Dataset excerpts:
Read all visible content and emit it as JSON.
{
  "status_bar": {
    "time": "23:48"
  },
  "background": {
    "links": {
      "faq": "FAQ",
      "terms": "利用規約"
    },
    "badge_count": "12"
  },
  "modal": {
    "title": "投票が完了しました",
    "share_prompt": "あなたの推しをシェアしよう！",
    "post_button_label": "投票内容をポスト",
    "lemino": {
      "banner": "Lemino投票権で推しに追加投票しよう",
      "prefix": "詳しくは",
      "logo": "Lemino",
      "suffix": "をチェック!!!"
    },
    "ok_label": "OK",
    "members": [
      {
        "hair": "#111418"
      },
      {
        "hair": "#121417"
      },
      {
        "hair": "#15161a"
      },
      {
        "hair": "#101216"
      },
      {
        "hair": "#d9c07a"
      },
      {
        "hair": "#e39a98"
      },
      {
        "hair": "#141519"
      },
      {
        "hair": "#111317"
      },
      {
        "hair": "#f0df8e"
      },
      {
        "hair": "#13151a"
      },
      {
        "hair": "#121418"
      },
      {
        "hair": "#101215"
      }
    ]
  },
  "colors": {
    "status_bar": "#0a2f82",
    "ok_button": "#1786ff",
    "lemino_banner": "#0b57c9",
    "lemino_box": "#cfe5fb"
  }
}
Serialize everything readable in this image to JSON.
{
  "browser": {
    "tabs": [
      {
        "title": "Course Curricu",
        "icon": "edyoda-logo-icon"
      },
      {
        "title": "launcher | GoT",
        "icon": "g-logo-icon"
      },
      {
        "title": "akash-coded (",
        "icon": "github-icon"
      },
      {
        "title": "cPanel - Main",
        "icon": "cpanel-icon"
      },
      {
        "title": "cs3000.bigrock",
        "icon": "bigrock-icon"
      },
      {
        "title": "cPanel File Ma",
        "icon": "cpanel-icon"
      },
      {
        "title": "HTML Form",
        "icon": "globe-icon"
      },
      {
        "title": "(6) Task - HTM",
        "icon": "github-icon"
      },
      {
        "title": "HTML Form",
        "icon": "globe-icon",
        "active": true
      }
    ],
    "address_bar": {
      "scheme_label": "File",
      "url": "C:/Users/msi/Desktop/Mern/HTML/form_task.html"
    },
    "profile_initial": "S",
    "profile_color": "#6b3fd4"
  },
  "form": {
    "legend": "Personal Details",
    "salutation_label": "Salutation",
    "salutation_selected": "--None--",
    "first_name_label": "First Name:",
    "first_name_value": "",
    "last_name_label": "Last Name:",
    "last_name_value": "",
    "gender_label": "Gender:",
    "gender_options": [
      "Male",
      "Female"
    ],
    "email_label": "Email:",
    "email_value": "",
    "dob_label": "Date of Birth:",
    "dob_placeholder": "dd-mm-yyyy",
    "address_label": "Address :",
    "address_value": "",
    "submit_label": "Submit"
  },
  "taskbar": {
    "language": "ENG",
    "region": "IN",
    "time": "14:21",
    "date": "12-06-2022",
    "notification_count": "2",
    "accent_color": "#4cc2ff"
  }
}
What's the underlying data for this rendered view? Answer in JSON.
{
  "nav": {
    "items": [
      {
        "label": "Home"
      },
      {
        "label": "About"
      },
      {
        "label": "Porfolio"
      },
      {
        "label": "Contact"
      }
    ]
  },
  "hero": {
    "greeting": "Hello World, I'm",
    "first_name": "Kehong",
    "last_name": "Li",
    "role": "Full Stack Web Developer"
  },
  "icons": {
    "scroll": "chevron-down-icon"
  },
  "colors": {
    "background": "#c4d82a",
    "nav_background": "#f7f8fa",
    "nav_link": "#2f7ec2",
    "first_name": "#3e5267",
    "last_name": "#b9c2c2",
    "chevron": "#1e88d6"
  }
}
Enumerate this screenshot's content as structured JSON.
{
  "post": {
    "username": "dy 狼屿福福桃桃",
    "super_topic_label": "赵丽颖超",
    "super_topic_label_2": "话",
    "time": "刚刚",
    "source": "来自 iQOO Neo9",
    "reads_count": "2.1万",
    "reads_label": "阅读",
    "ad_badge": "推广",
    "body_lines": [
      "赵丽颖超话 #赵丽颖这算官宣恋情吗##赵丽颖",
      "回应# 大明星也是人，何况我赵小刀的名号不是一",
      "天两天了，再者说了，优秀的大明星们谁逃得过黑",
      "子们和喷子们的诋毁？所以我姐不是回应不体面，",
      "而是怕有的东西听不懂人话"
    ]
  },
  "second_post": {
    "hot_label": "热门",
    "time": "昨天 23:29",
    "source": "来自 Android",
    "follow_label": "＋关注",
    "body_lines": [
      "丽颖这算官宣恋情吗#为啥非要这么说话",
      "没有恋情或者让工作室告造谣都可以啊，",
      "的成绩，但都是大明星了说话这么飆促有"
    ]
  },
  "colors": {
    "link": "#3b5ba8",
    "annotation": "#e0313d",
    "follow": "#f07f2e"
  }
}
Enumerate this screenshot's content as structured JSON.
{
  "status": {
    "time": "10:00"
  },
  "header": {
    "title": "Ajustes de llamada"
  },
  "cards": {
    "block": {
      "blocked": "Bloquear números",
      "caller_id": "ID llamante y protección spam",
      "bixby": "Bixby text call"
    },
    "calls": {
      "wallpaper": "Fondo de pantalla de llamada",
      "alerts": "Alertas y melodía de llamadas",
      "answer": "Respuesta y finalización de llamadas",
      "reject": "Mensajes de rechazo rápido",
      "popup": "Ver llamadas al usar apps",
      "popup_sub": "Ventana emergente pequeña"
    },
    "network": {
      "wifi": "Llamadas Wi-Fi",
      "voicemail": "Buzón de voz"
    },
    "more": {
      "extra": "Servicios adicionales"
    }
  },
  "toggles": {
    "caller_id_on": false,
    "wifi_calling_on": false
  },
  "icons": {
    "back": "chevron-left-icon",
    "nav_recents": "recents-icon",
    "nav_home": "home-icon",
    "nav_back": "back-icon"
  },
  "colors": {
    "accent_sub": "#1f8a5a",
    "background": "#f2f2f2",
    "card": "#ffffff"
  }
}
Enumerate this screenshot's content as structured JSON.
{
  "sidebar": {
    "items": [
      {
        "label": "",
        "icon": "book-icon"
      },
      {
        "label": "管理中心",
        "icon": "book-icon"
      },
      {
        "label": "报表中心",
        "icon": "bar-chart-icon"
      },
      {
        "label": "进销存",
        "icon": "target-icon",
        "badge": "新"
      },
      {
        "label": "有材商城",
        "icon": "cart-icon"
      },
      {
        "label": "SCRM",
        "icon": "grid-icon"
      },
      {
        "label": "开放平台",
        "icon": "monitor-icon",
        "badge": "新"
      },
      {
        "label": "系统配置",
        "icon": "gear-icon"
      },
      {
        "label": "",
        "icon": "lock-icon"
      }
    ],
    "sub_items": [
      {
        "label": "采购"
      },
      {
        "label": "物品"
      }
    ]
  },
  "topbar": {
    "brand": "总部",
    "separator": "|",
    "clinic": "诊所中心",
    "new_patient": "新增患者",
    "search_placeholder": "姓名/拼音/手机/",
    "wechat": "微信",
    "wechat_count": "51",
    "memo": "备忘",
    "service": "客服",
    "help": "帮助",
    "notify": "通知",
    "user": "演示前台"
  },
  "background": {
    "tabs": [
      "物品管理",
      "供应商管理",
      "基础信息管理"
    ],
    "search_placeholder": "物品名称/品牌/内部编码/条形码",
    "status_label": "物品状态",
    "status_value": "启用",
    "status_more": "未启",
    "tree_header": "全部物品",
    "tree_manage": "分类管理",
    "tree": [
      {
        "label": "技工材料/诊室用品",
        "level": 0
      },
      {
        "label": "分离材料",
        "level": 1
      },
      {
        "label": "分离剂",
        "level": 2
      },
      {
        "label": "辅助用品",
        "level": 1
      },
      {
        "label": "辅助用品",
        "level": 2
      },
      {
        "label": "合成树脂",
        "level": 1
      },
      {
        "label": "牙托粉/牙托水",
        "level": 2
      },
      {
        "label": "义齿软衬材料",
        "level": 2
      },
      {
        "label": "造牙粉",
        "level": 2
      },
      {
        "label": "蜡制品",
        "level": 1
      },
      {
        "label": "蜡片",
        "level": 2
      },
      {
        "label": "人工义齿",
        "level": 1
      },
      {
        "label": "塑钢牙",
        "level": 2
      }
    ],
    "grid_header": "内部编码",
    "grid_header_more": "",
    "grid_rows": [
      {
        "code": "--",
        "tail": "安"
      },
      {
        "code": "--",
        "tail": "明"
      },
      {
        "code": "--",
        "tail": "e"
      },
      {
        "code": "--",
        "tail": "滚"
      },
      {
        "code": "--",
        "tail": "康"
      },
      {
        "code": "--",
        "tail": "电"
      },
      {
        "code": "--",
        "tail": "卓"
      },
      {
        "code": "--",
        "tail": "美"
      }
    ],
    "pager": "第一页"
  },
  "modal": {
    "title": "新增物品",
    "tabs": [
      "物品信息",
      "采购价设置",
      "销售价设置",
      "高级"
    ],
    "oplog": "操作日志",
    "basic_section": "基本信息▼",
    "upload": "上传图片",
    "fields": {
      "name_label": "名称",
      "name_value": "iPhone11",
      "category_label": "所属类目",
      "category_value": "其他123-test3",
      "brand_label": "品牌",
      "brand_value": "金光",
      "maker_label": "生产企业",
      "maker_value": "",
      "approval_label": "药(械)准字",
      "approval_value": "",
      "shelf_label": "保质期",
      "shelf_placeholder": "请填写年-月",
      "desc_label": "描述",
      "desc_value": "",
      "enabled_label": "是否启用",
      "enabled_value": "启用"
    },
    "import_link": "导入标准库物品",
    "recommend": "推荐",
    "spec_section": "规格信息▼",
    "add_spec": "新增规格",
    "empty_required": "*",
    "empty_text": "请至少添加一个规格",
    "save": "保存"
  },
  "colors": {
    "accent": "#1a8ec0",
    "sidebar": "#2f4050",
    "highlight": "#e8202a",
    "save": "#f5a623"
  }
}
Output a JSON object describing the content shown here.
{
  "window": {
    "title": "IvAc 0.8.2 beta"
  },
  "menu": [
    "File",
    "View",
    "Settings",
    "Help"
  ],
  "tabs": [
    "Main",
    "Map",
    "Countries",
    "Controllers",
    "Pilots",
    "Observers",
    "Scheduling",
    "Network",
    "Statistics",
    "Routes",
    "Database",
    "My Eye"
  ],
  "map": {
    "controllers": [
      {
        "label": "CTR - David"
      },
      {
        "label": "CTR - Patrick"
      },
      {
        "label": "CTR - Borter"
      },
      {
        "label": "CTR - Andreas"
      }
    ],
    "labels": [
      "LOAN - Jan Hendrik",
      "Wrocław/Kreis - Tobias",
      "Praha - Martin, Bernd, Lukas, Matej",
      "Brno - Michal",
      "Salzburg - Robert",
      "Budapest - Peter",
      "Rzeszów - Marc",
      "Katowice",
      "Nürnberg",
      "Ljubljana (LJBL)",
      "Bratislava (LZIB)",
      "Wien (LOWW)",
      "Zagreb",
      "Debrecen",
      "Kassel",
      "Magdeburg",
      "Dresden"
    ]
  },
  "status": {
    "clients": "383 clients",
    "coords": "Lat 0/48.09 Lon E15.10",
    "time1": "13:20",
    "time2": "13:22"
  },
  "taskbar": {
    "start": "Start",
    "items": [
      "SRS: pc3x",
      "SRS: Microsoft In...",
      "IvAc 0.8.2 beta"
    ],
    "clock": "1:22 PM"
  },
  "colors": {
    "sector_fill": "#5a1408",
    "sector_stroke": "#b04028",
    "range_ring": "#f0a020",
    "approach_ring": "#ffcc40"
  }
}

#### [Directions for this task]
Begin at the line containing "Output a JSON" and reproduce each line through the end of the records above.

#### [Response to this task]
Output a JSON object describing the content shown here.
{
  "window": {
    "title": "IvAc 0.8.2 beta"
  },
  "menu": [
    "File",
    "View",
    "Settings",
    "Help"
  ],
  "tabs": [
    "Main",
    "Map",
    "Countries",
    "Controllers",
    "Pilots",
    "Observers",
    "Scheduling",
    "Network",
    "Statistics",
    "Routes",
    "Database",
    "My Eye"
  ],
  "map": {
    "controllers": [
      {
        "label": "CTR - David"
      },
      {
        "label": "CTR - Patrick"
      },
      {
        "label": "CTR - Borter"
      },
      {
        "label": "CTR - Andreas"
      }
    ],
    "labels": [
      "LOAN - Jan Hendrik",
      "Wrocław/Kreis - Tobias",
      "Praha - Martin, Bernd, Lukas, Matej",
      "Brno - Michal",
      "Salzburg - Robert",
      "Budapest - Peter",
      "Rzeszów - Marc",
      "Katowice",
      "Nürnberg",
      "Ljubljana (LJBL)",
      "Bratislava (LZIB)",
      "Wien (LOWW)",
      "Zagreb",
      "Debrecen",
      "Kassel",
      "Magdeburg",
      "Dresden"
    ]
  },
  "status": {
    "clients": "383 clients",
    "coords": "Lat 0/48.09 Lon E15.10",
    "time1": "13:20",
    "time2": "13:22"
  },
  "taskbar": {
    "start": "Start",
    "items": [
      "SRS: pc3x",
      "SRS: Microsoft In...",
      "IvAc 0.8.2 beta"
    ],
    "clock": "1:22 PM"
  },
  "colors": {
    "sector_fill": "#5a1408",
    "sector_stroke": "#b04028",
    "range_ring": "#f0a020",
    "approach_ring": "#ffcc40"
  }
}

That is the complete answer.